▸ Short task:
Retype the listing that follows, word for word.

▸ Exercise material:

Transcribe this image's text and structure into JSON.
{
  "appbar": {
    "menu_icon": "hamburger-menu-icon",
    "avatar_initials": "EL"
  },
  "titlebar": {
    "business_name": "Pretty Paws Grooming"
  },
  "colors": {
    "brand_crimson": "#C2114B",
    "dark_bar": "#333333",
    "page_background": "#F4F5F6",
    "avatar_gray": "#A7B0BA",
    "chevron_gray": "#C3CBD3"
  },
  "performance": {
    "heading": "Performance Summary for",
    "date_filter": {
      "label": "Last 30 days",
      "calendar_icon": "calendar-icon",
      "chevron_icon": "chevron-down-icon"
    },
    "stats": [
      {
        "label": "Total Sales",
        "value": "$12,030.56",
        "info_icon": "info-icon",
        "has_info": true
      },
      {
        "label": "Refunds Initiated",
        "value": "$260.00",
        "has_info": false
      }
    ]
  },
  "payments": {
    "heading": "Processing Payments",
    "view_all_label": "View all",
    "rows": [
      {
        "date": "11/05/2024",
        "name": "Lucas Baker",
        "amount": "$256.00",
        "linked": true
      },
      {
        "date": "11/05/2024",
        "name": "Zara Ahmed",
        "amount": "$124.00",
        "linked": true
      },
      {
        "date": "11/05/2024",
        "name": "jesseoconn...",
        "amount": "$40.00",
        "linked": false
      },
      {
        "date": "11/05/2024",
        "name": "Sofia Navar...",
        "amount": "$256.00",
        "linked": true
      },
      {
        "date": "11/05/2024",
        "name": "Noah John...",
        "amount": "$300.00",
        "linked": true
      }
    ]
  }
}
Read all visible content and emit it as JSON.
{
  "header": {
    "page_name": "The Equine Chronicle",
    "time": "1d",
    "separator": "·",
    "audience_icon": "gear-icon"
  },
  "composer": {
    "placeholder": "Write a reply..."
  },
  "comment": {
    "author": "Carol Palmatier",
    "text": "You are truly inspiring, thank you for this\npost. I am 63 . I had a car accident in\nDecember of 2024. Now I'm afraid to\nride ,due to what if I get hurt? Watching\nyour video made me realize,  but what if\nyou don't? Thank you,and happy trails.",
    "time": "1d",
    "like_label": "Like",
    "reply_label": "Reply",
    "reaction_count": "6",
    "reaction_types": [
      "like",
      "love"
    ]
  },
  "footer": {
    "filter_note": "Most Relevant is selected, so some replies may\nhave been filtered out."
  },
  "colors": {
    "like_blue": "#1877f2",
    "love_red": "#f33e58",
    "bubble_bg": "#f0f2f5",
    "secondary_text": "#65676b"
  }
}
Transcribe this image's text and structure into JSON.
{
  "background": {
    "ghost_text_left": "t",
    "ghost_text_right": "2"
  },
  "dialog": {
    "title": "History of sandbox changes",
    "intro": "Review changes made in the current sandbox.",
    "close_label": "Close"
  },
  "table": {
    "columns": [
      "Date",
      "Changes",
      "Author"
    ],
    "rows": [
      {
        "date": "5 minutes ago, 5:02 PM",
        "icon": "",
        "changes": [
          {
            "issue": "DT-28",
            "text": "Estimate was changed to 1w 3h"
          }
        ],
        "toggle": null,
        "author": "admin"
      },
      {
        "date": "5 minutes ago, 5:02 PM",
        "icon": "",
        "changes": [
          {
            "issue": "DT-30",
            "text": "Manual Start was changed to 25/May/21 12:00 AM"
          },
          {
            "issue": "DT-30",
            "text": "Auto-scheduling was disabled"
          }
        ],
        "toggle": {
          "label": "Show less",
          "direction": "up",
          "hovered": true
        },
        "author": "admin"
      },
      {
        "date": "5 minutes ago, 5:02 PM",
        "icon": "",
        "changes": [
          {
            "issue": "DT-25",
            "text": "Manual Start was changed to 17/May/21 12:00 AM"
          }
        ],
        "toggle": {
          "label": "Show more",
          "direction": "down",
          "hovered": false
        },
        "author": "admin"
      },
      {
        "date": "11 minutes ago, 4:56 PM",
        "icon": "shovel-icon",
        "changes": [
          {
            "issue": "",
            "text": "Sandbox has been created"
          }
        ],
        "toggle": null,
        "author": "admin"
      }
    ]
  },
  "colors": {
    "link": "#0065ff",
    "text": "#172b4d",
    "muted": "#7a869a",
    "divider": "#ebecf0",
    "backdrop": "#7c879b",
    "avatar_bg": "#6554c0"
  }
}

▸ The answer:
Transcribe this image's text and structure into JSON.
{
  "appbar": {
    "menu_icon": "hamburger-menu-icon",
    "avatar_initials": "EL"
  },
  "titlebar": {
    "business_name": "Pretty Paws Grooming"
  },
  "colors": {
    "brand_crimson": "#C2114B",
    "dark_bar": "#333333",
    "page_background": "#F4F5F6",
    "avatar_gray": "#A7B0BA",
    "chevron_gray": "#C3CBD3"
  },
  "performance": {
    "heading": "Performance Summary for",
    "date_filter": {
      "label": "Last 30 days",
      "calendar_icon": "calendar-icon",
      "chevron_icon": "chevron-down-icon"
    },
    "stats": [
      {
        "label": "Total Sales",
        "value": "$12,030.56",
        "info_icon": "info-icon",
        "has_info": true
      },
      {
        "label": "Refunds Initiated",
        "value": "$260.00",
        "has_info": false
      }
    ]
  },
  "payments": {
    "heading": "Processing Payments",
    "view_all_label": "View all",
    "rows": [
      {
        "date": "11/05/2024",
        "name": "Lucas Baker",
        "amount": "$256.00",
        "linked": true
      },
      {
        "date": "11/05/2024",
        "name": "Zara Ahmed",
        "amount": "$124.00",
        "linked": true
      },
      {
        "date": "11/05/2024",
        "name": "jesseoconn...",
        "amount": "$40.00",
        "linked": false
      },
      {
        "date": "11/05/2024",
        "name": "Sofia Navar...",
        "amount": "$256.00",
        "linked": true
      },
      {
        "date": "11/05/2024",
        "name": "Noah John...",
        "amount": "$300.00",
        "linked": true
      }
    ]
  }
}
Read all visible content and emit it as JSON.
{
  "header": {
    "page_name": "The Equine Chronicle",
    "time": "1d",
    "separator": "·",
    "audience_icon": "gear-icon"
  },
  "composer": {
    "placeholder": "Write a reply..."
  },
  "comment": {
    "author": "Carol Palmatier",
    "text": "You are truly inspiring, thank you for this\npost. I am 63 . I had a car accident in\nDecember of 2024. Now I'm afraid to\nride ,due to what if I get hurt? Watching\nyour video made me realize,  but what if\nyou don't? Thank you,and happy trails.",
    "time": "1d",
    "like_label": "Like",
    "reply_label": "Reply",
    "reaction_count": "6",
    "reaction_types": [
      "like",
      "love"
    ]
  },
  "footer": {
    "filter_note": "Most Relevant is selected, so some replies may\nhave been filtered out."
  },
  "colors": {
    "like_blue": "#1877f2",
    "love_red": "#f33e58",
    "bubble_bg": "#f0f2f5",
    "secondary_text": "#65676b"
  }
}
Transcribe this image's text and structure into JSON.
{
  "background": {
    "ghost_text_left": "t",
    "ghost_text_right": "2"
  },
  "dialog": {
    "title": "History of sandbox changes",
    "intro": "Review changes made in the current sandbox.",
    "close_label": "Close"
  },
  "table": {
    "columns": [
      "Date",
      "Changes",
      "Author"
    ],
    "rows": [
      {
        "date": "5 minutes ago, 5:02 PM",
        "icon": "",
        "changes": [
          {
            "issue": "DT-28",
            "text": "Estimate was changed to 1w 3h"
          }
        ],
        "toggle": null,
        "author": "admin"
      },
      {
        "date": "5 minutes ago, 5:02 PM",
        "icon": "",
        "changes": [
          {
            "issue": "DT-30",
            "text": "Manual Start was changed to 25/May/21 12:00 AM"
          },
          {
            "issue": "DT-30",
            "text": "Auto-scheduling was disabled"
          }
        ],
        "toggle": {
          "label": "Show less",
          "direction": "up",
          "hovered": true
        },
        "author": "admin"
      },
      {
        "date": "5 minutes ago, 5:02 PM",
        "icon": "",
        "changes": [
          {
            "issue": "DT-25",
            "text": "Manual Start was changed to 17/May/21 12:00 AM"
          }
        ],
        "toggle": {
          "label": "Show more",
          "direction": "down",
          "hovered": false
        },
        "author": "admin"
      },
      {
        "date": "11 minutes ago, 4:56 PM",
        "icon": "shovel-icon",
        "changes": [
          {
            "issue": "",
            "text": "Sandbox has been created"
          }
        ],
        "toggle": null,
        "author": "admin"
      }
    ]
  },
  "colors": {
    "link": "#0065ff",
    "text": "#172b4d",
    "muted": "#7a869a",
    "divider": "#ebecf0",
    "backdrop": "#7c879b",
    "avatar_bg": "#6554c0"
  }
}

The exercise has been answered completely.